Can you restate the records below word for word?

DATASET EXCERPTS -
-=-=-

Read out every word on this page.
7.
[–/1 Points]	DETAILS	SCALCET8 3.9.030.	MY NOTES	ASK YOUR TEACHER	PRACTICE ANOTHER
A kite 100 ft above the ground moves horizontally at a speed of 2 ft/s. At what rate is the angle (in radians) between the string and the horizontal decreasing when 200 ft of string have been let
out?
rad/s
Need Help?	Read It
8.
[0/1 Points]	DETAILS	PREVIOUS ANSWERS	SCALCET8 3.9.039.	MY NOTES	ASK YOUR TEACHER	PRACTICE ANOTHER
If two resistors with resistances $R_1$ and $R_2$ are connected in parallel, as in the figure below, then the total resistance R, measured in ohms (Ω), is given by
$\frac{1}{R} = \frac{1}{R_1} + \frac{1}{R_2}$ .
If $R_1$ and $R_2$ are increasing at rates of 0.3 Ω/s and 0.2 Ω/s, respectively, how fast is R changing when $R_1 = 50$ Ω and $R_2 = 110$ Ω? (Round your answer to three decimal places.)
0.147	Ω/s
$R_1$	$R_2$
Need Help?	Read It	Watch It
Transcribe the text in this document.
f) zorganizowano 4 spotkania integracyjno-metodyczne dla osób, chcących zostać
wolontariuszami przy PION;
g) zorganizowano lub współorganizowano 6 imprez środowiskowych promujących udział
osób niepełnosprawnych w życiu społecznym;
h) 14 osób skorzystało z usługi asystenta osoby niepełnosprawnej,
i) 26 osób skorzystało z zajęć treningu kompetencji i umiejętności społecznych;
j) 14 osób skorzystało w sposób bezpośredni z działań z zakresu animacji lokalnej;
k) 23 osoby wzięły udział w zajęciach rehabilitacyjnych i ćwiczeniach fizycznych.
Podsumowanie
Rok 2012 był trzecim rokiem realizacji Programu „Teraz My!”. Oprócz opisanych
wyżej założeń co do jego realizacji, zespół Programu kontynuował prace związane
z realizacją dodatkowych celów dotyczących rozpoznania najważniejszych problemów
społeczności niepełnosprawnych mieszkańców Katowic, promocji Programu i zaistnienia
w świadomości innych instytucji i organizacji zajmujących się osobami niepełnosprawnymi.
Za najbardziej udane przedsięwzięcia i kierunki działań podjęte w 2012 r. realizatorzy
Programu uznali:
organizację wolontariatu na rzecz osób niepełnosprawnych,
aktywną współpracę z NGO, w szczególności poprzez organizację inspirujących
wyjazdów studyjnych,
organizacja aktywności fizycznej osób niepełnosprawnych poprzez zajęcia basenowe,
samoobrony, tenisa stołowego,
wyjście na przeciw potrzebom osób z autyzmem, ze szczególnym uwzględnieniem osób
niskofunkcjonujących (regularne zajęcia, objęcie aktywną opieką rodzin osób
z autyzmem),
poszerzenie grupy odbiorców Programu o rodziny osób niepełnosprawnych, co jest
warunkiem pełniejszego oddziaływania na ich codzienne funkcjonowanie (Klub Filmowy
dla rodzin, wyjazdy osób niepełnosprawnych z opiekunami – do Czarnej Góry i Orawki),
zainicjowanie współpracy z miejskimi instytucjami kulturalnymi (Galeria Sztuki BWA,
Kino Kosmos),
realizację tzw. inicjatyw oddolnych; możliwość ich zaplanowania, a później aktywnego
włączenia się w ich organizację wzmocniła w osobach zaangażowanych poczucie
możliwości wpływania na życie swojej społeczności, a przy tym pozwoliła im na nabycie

-=-=-

SOLUTION FOR THIS TASK -
Read out every word on this page.
7.
[–/1 Points]	DETAILS	SCALCET8 3.9.030.	MY NOTES	ASK YOUR TEACHER	PRACTICE ANOTHER
A kite 100 ft above the ground moves horizontally at a speed of 2 ft/s. At what rate is the angle (in radians) between the string and the horizontal decreasing when 200 ft of string have been let
out?
rad/s
Need Help?	Read It
8.
[0/1 Points]	DETAILS	PREVIOUS ANSWERS	SCALCET8 3.9.039.	MY NOTES	ASK YOUR TEACHER	PRACTICE ANOTHER
If two resistors with resistances $R_1$ and $R_2$ are connected in parallel, as in the figure below, then the total resistance R, measured in ohms (Ω), is given by
$\frac{1}{R} = \frac{1}{R_1} + \frac{1}{R_2}$ .
If $R_1$ and $R_2$ are increasing at rates of 0.3 Ω/s and 0.2 Ω/s, respectively, how fast is R changing when $R_1 = 50$ Ω and $R_2 = 110$ Ω? (Round your answer to three decimal places.)
0.147	Ω/s
$R_1$	$R_2$
Need Help?	Read It	Watch It
Transcribe the text in this document.
f) zorganizowano 4 spotkania integracyjno-metodyczne dla osób, chcących zostać
wolontariuszami przy PION;
g) zorganizowano lub współorganizowano 6 imprez środowiskowych promujących udział
osób niepełnosprawnych w życiu społecznym;
h) 14 osób skorzystało z usługi asystenta osoby niepełnosprawnej,
i) 26 osób skorzystało z zajęć treningu kompetencji i umiejętności społecznych;
j) 14 osób skorzystało w sposób bezpośredni z działań z zakresu animacji lokalnej;
k) 23 osoby wzięły udział w zajęciach rehabilitacyjnych i ćwiczeniach fizycznych.
Podsumowanie
Rok 2012 był trzecim rokiem realizacji Programu „Teraz My!”. Oprócz opisanych
wyżej założeń co do jego realizacji, zespół Programu kontynuował prace związane
z realizacją dodatkowych celów dotyczących rozpoznania najważniejszych problemów
społeczności niepełnosprawnych mieszkańców Katowic, promocji Programu i zaistnienia
w świadomości innych instytucji i organizacji zajmujących się osobami niepełnosprawnymi.
Za najbardziej udane przedsięwzięcia i kierunki działań podjęte w 2012 r. realizatorzy
Programu uznali:
organizację wolontariatu na rzecz osób niepełnosprawnych,
aktywną współpracę z NGO, w szczególności poprzez organizację inspirujących
wyjazdów studyjnych,
organizacja aktywności fizycznej osób niepełnosprawnych poprzez zajęcia basenowe,
samoobrony, tenisa stołowego,
wyjście na przeciw potrzebom osób z autyzmem, ze szczególnym uwzględnieniem osób
niskofunkcjonujących (regularne zajęcia, objęcie aktywną opieką rodzin osób
z autyzmem),
poszerzenie grupy odbiorców Programu o rodziny osób niepełnosprawnych, co jest
warunkiem pełniejszego oddziaływania na ich codzienne funkcjonowanie (Klub Filmowy
dla rodzin, wyjazdy osób niepełnosprawnych z opiekunami – do Czarnej Góry i Orawki),
zainicjowanie współpracy z miejskimi instytucjami kulturalnymi (Galeria Sztuki BWA,
Kino Kosmos),
realizację tzw. inicjatyw oddolnych; możliwość ich zaplanowania, a później aktywnego
włączenia się w ich organizację wzmocniła w osobach zaangażowanych poczucie
możliwości wpływania na życie swojej społeczności, a przy tym pozwoliła im na nabycie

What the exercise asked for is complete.